■ **EXERCISE OBJECTIVE**:
Output the data below in full, byte for byte. Nothing may differ.

■ **TASK INPUT**:
——
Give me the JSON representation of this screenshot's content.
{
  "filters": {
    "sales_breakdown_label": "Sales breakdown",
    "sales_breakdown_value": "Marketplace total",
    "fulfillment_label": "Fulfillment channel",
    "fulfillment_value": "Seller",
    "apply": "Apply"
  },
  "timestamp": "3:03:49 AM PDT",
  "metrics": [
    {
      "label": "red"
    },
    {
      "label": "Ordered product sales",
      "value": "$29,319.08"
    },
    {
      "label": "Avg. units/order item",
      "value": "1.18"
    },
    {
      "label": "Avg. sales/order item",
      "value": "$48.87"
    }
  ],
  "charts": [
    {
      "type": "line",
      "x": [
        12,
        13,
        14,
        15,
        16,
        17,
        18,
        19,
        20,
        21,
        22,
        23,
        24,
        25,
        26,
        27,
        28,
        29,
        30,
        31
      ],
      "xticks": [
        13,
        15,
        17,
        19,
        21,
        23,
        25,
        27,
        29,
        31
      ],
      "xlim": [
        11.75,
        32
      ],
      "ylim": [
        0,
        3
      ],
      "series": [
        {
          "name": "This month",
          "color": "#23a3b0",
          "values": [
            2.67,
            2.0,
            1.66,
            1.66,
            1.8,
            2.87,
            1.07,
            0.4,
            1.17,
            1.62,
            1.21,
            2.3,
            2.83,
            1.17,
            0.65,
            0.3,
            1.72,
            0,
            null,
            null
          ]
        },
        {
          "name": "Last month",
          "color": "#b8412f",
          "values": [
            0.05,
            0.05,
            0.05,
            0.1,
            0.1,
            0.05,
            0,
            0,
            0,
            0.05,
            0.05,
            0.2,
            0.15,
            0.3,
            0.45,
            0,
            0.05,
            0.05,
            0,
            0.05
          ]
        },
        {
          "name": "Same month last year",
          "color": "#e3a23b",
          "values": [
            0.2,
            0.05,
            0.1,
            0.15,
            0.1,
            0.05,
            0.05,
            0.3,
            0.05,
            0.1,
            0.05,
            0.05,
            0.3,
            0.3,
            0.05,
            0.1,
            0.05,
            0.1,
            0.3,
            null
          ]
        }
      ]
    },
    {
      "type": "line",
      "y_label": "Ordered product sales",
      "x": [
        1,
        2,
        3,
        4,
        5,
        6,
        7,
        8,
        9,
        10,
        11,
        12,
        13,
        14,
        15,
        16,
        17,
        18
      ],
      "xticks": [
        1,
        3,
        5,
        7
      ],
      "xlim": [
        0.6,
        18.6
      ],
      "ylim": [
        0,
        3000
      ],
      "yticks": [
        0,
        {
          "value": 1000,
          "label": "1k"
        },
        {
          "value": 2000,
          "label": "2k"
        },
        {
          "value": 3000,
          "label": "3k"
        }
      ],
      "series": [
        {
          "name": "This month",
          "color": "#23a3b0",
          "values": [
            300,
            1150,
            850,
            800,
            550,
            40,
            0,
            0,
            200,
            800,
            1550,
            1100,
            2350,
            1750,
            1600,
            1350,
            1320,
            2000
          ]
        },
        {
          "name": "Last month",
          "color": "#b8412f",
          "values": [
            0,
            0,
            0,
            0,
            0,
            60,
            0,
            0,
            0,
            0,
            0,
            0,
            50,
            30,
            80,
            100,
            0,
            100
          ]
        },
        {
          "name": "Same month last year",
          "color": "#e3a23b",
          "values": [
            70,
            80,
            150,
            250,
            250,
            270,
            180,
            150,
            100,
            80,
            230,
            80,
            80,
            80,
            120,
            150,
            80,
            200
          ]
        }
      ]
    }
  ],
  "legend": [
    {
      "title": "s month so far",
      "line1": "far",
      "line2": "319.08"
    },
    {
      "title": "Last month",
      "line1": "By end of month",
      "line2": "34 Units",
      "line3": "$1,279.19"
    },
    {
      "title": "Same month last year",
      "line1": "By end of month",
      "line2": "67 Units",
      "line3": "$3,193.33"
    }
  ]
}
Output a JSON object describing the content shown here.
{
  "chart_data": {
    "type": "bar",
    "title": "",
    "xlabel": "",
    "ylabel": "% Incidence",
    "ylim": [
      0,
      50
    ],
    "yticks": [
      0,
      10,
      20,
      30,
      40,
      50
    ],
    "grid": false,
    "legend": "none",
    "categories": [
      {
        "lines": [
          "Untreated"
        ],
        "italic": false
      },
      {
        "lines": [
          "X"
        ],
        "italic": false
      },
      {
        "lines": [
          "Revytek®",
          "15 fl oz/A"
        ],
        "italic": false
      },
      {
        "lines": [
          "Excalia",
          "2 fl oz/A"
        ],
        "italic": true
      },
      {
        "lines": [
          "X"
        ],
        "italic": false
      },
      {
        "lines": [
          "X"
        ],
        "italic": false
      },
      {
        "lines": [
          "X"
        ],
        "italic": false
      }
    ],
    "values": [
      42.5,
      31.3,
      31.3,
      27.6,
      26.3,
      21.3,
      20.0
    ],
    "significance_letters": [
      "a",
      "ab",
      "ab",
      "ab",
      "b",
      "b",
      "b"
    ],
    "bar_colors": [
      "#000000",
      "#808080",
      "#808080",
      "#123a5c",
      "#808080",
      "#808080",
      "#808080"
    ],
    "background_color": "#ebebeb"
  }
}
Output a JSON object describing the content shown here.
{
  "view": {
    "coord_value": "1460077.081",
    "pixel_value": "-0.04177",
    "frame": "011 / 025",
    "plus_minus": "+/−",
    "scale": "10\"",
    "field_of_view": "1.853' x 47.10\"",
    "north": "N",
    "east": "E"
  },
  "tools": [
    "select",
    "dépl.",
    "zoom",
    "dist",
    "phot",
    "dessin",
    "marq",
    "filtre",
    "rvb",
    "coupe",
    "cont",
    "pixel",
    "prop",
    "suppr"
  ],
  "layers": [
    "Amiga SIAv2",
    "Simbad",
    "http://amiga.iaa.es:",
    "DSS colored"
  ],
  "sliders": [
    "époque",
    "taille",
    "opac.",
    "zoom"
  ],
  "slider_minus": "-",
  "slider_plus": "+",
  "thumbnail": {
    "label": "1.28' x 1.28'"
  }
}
——
■ **WRITTEN ANSWER**:
Give me the JSON representation of this screenshot's content.
{
  "filters": {
    "sales_breakdown_label": "Sales breakdown",
    "sales_breakdown_value": "Marketplace total",
    "fulfillment_label": "Fulfillment channel",
    "fulfillment_value": "Seller",
    "apply": "Apply"
  },
  "timestamp": "3:03:49 AM PDT",
  "metrics": [
    {
      "label": "red"
    },
    {
      "label": "Ordered product sales",
      "value": "$29,319.08"
    },
    {
      "label": "Avg. units/order item",
      "value": "1.18"
    },
    {
      "label": "Avg. sales/order item",
      "value": "$48.87"
    }
  ],
  "charts": [
    {
      "type": "line",
      "x": [
        12,
        13,
        14,
        15,
        16,
        17,
        18,
        19,
        20,
        21,
        22,
        23,
        24,
        25,
        26,
        27,
        28,
        29,
        30,
        31
      ],
      "xticks": [
        13,
        15,
        17,
        19,
        21,
        23,
        25,
        27,
        29,
        31
      ],
      "xlim": [
        11.75,
        32
      ],
      "ylim": [
        0,
        3
      ],
      "series": [
        {
          "name": "This month",
          "color": "#23a3b0",
          "values": [
            2.67,
            2.0,
            1.66,
            1.66,
            1.8,
            2.87,
            1.07,
            0.4,
            1.17,
            1.62,
            1.21,
            2.3,
            2.83,
            1.17,
            0.65,
            0.3,
            1.72,
            0,
            null,
            null
          ]
        },
        {
          "name": "Last month",
          "color": "#b8412f",
          "values": [
            0.05,
            0.05,
            0.05,
            0.1,
            0.1,
            0.05,
            0,
            0,
            0,
            0.05,
            0.05,
            0.2,
            0.15,
            0.3,
            0.45,
            0,
            0.05,
            0.05,
            0,
            0.05
          ]
        },
        {
          "name": "Same month last year",
          "color": "#e3a23b",
          "values": [
            0.2,
            0.05,
            0.1,
            0.15,
            0.1,
            0.05,
            0.05,
            0.3,
            0.05,
            0.1,
            0.05,
            0.05,
            0.3,
            0.3,
            0.05,
            0.1,
            0.05,
            0.1,
            0.3,
            null
          ]
        }
      ]
    },
    {
      "type": "line",
      "y_label": "Ordered product sales",
      "x": [
        1,
        2,
        3,
        4,
        5,
        6,
        7,
        8,
        9,
        10,
        11,
        12,
        13,
        14,
        15,
        16,
        17,
        18
      ],
      "xticks": [
        1,
        3,
        5,
        7
      ],
      "xlim": [
        0.6,
        18.6
      ],
      "ylim": [
        0,
        3000
      ],
      "yticks": [
        0,
        {
          "value": 1000,
          "label": "1k"
        },
        {
          "value": 2000,
          "label": "2k"
        },
        {
          "value": 3000,
          "label": "3k"
        }
      ],
      "series": [
        {
          "name": "This month",
          "color": "#23a3b0",
          "values": [
            300,
            1150,
            850,
            800,
            550,
            40,
            0,
            0,
            200,
            800,
            1550,
            1100,
            2350,
            1750,
            1600,
            1350,
            1320,
            2000
          ]
        },
        {
          "name": "Last month",
          "color": "#b8412f",
          "values": [
            0,
            0,
            0,
            0,
            0,
            60,
            0,
            0,
            0,
            0,
            0,
            0,
            50,
            30,
            80,
            100,
            0,
            100
          ]
        },
        {
          "name": "Same month last year",
          "color": "#e3a23b",
          "values": [
            70,
            80,
            150,
            250,
            250,
            270,
            180,
            150,
            100,
            80,
            230,
            80,
            80,
            80,
            120,
            150,
            80,
            200
          ]
        }
      ]
    }
  ],
  "legend": [
    {
      "title": "s month so far",
      "line1": "far",
      "line2": "319.08"
    },
    {
      "title": "Last month",
      "line1": "By end of month",
      "line2": "34 Units",
      "line3": "$1,279.19"
    },
    {
      "title": "Same month last year",
      "line1": "By end of month",
      "line2": "67 Units",
      "line3": "$3,193.33"
    }
  ]
}
Output a JSON object describing the content shown here.
{
  "chart_data": {
    "type": "bar",
    "title": "",
    "xlabel": "",
    "ylabel": "% Incidence",
    "ylim": [
      0,
      50
    ],
    "yticks": [
      0,
      10,
      20,
      30,
      40,
      50
    ],
    "grid": false,
    "legend": "none",
    "categories": [
      {
        "lines": [
          "Untreated"
        ],
        "italic": false
      },
      {
        "lines": [
          "X"
        ],
        "italic": false
      },
      {
        "lines": [
          "Revytek®",
          "15 fl oz/A"
        ],
        "italic": false
      },
      {
        "lines": [
          "Excalia",
          "2 fl oz/A"
        ],
        "italic": true
      },
      {
        "lines": [
          "X"
        ],
        "italic": false
      },
      {
        "lines": [
          "X"
        ],
        "italic": false
      },
      {
        "lines": [
          "X"
        ],
        "italic": false
      }
    ],
    "values": [
      42.5,
      31.3,
      31.3,
      27.6,
      26.3,
      21.3,
      20.0
    ],
    "significance_letters": [
      "a",
      "ab",
      "ab",
      "ab",
      "b",
      "b",
      "b"
    ],
    "bar_colors": [
      "#000000",
      "#808080",
      "#808080",
      "#123a5c",
      "#808080",
      "#808080",
      "#808080"
    ],
    "background_color": "#ebebeb"
  }
}
Output a JSON object describing the content shown here.
{
  "view": {
    "coord_value": "1460077.081",
    "pixel_value": "-0.04177",
    "frame": "011 / 025",
    "plus_minus": "+/−",
    "scale": "10\"",
    "field_of_view": "1.853' x 47.10\"",
    "north": "N",
    "east": "E"
  },
  "tools": [
    "select",
    "dépl.",
    "zoom",
    "dist",
    "phot",
    "dessin",
    "marq",
    "filtre",
    "rvb",
    "coupe",
    "cont",
    "pixel",
    "prop",
    "suppr"
  ],
  "layers": [
    "Amiga SIAv2",
    "Simbad",
    "http://amiga.iaa.es:",
    "DSS colored"
  ],
  "sliders": [
    "époque",
    "taille",
    "opac.",
    "zoom"
  ],
  "slider_minus": "-",
  "slider_plus": "+",
  "thumbnail": {
    "label": "1.28' x 1.28'"
  }
}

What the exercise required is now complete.